[Saved data entries]
------------------------------------------------------------

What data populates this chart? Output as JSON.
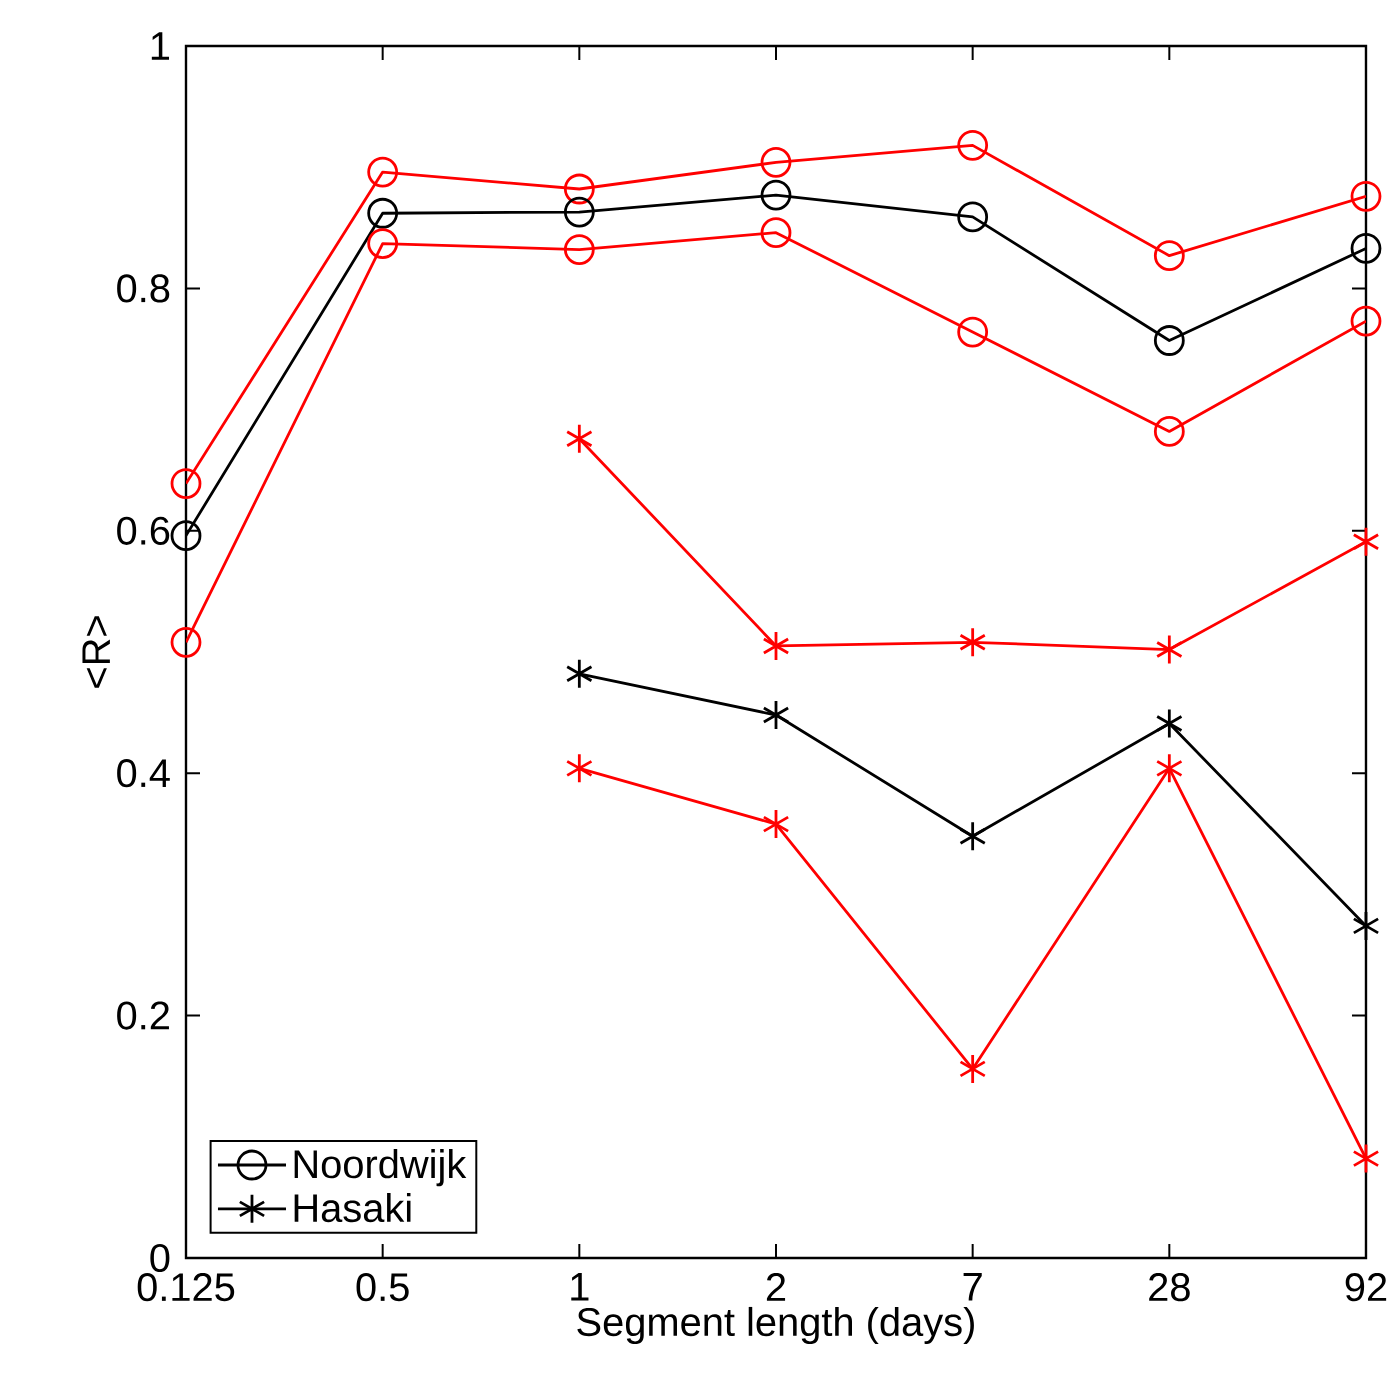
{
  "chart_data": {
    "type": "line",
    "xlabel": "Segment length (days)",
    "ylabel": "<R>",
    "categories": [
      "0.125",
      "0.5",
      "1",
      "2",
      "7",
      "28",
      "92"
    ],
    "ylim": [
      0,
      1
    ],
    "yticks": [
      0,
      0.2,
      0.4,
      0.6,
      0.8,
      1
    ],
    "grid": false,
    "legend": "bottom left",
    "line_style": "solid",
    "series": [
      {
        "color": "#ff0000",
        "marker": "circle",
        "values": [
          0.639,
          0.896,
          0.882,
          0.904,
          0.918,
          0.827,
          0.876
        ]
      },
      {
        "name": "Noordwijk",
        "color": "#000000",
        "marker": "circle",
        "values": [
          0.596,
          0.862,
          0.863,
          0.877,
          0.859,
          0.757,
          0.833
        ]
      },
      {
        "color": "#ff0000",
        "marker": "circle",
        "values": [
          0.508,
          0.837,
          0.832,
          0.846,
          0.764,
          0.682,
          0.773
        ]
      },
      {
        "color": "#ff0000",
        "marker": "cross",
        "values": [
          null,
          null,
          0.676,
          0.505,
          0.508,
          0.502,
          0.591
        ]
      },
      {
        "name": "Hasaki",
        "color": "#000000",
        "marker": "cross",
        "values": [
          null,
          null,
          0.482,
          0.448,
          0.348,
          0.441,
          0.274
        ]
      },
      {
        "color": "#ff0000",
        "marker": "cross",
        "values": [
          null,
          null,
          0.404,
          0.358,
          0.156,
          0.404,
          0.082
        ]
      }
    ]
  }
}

------------------------------------------------------------

_Your objective_
Write out all the entries word for word, but skip any images.

_Result of the exercise_
What data populates this chart? Output as JSON.
{
  "chart_data": {
    "type": "line",
    "xlabel": "Segment length (days)",
    "ylabel": "<R>",
    "categories": [
      "0.125",
      "0.5",
      "1",
      "2",
      "7",
      "28",
      "92"
    ],
    "ylim": [
      0,
      1
    ],
    "yticks": [
      0,
      0.2,
      0.4,
      0.6,
      0.8,
      1
    ],
    "grid": false,
    "legend": "bottom left",
    "line_style": "solid",
    "series": [
      {
        "color": "#ff0000",
        "marker": "circle",
        "values": [
          0.639,
          0.896,
          0.882,
          0.904,
          0.918,
          0.827,
          0.876
        ]
      },
      {
        "name": "Noordwijk",
        "color": "#000000",
        "marker": "circle",
        "values": [
          0.596,
          0.862,
          0.863,
          0.877,
          0.859,
          0.757,
          0.833
        ]
      },
      {
        "color": "#ff0000",
        "marker": "circle",
        "values": [
          0.508,
          0.837,
          0.832,
          0.846,
          0.764,
          0.682,
          0.773
        ]
      },
      {
        "color": "#ff0000",
        "marker": "cross",
        "values": [
          null,
          null,
          0.676,
          0.505,
          0.508,
          0.502,
          0.591
        ]
      },
      {
        "name": "Hasaki",
        "color": "#000000",
        "marker": "cross",
        "values": [
          null,
          null,
          0.482,
          0.448,
          0.348,
          0.441,
          0.274
        ]
      },
      {
        "color": "#ff0000",
        "marker": "cross",
        "values": [
          null,
          null,
          0.404,
          0.358,
          0.156,
          0.404,
          0.082
        ]
      }
    ]
  }
}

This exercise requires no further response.